* [TO DO]
Pull every line containing "States" out of the material below.
####
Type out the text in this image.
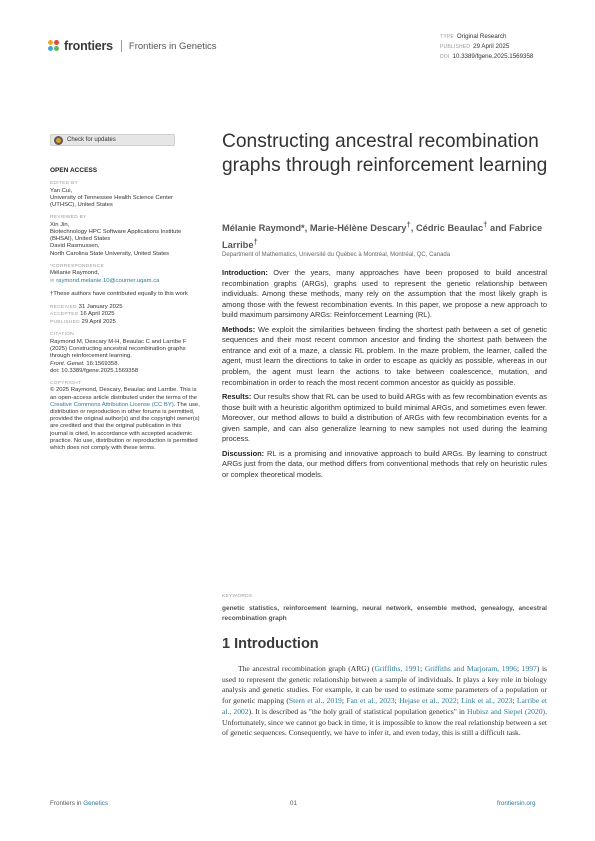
frontiers Frontiers in Genetics
TYPE Original Research
PUBLISHED 29 April 2025
DOI 10.3389/fgene.2025.1569358
Check for updates
OPEN ACCESS
EDITED BY
Yan Cui,
University of Tennessee Health Science Center (UTHSC), United States
REVIEWED BY
Xin Jin,
Biotechnology HPC Software Applications Institute (BHSAI), United States
David Rasmussen,
North Carolina State University, United States
*CORRESPONDENCE
Mélanie Raymond,
✉ raymond.melanie.10@courrier.uqam.ca
†These authors have contributed equally to this work
RECEIVED 31 January 2025
ACCEPTED 16 April 2025
PUBLISHED 29 April 2025
CITATION
Raymond M, Descary M-H, Beaulac C and Larribe F (2025) Constructing ancestral recombination graphs through reinforcement learning.
Front. Genet. 16:1569358.
doi: 10.3389/fgene.2025.1569358
COPYRIGHT
© 2025 Raymond, Descary, Beaulac and Larribe. This is an open-access article distributed under the terms of the Creative Commons Attribution License (CC BY). The use, distribution or reproduction in other forums is permitted, provided the original author(s) and the copyright owner(s) are credited and that the original publication in this journal is cited, in accordance with accepted academic practice. No use, distribution or reproduction is permitted which does not comply with these terms.
Constructing ancestral recombination graphs through reinforcement learning
Mélanie Raymond*, Marie-Hélène Descary†, Cédric Beaulac† and Fabrice Larribe†
Department of Mathematics, Université du Québec à Montréal, Montréal, QC, Canada

Introduction: Over the years, many approaches have been proposed to build ancestral recombination graphs (ARGs), graphs used to represent the genetic relationship between individuals. Among these methods, many rely on the assumption that the most likely graph is among those with the fewest recombination events. In this paper, we propose a new approach to build maximum parsimony ARGs: Reinforcement Learning (RL).

Methods: We exploit the similarities between finding the shortest path between a set of genetic sequences and their most recent common ancestor and finding the shortest path between the entrance and exit of a maze, a classic RL problem. In the maze problem, the learner, called the agent, must learn the directions to take in order to escape as quickly as possible, whereas in our problem, the agent must learn the actions to take between coalescence, mutation, and recombination in order to reach the most recent common ancestor as quickly as possible.

Results: Our results show that RL can be used to build ARGs with as few recombination events as those built with a heuristic algorithm optimized to build minimal ARGs, and sometimes even fewer. Moreover, our method allows to build a distribution of ARGs with few recombination events for a given sample, and can also generalize learning to new samples not used during the learning process.

Discussion: RL is a promising and innovative approach to build ARGs. By learning to construct ARGs just from the data, our method differs from conventional methods that rely on heuristic rules or complex theoretical models.

KEYWORDS
genetic statistics, reinforcement learning, neural network, ensemble method, genealogy, ancestral recombination graph
1 Introduction

The ancestral recombination graph (ARG) (Griffiths, 1991; Griffiths and Marjoram, 1996; 1997) is used to represent the genetic relationship between a sample of individuals. It plays a key role in biology analysis and genetic studies. For example, it can be used to estimate some parameters of a population or for genetic mapping (Stern et al., 2019; Fan et al., 2023; Hejase et al., 2022; Link et al., 2023; Larribe et al., 2002). It is described as "the holy grail of statistical population genetics" in Hubisz and Siepel (2020). Unfortunately, since we cannot go back in time, it is impossible to know the real relationship between a set of genetic sequences. Consequently, we have to infer it, and even today, this is still a difficult task.

Frontiers in Genetics	01	frontiersin.org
####
* [ANSWER TO THE PROBLEM]
University of Tennessee Health Science Center (UTHSC), United States
Biotechnology HPC Software Applications Institute (BHSAI), United States
North Carolina State University, United States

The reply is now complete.